── Record set ──

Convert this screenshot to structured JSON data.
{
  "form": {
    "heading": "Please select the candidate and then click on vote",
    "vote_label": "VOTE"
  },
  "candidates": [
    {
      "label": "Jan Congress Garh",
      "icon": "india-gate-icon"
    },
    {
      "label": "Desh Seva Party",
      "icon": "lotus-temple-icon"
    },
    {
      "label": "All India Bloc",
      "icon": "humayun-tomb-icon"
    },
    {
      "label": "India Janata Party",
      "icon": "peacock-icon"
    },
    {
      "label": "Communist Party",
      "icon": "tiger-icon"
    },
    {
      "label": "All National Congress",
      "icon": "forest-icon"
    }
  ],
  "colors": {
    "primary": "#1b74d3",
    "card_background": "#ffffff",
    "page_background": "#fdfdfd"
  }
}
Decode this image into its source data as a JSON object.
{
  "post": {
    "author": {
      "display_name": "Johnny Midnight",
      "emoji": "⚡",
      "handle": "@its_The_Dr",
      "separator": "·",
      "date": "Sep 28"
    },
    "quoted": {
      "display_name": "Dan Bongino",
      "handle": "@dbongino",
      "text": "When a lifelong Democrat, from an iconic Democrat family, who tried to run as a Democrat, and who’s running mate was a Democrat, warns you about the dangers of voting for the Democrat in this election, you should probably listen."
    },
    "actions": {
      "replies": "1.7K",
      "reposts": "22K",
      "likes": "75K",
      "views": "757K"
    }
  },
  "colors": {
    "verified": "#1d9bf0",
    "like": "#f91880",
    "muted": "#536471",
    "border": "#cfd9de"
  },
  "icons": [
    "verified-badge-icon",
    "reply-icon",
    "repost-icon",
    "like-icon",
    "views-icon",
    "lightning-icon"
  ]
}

───

Work instructions – Print exactly the lines above, starting at the line that contains "Decode this image" and ending with the last line of the records, both included.

Exercise output –
Decode this image into its source data as a JSON object.
{
  "post": {
    "author": {
      "display_name": "Johnny Midnight",
      "emoji": "⚡",
      "handle": "@its_The_Dr",
      "separator": "·",
      "date": "Sep 28"
    },
    "quoted": {
      "display_name": "Dan Bongino",
      "handle": "@dbongino",
      "text": "When a lifelong Democrat, from an iconic Democrat family, who tried to run as a Democrat, and who’s running mate was a Democrat, warns you about the dangers of voting for the Democrat in this election, you should probably listen."
    },
    "actions": {
      "replies": "1.7K",
      "reposts": "22K",
      "likes": "75K",
      "views": "757K"
    }
  },
  "colors": {
    "verified": "#1d9bf0",
    "like": "#f91880",
    "muted": "#536471",
    "border": "#cfd9de"
  },
  "icons": [
    "verified-badge-icon",
    "reply-icon",
    "repost-icon",
    "like-icon",
    "views-icon",
    "lightning-icon"
  ]
}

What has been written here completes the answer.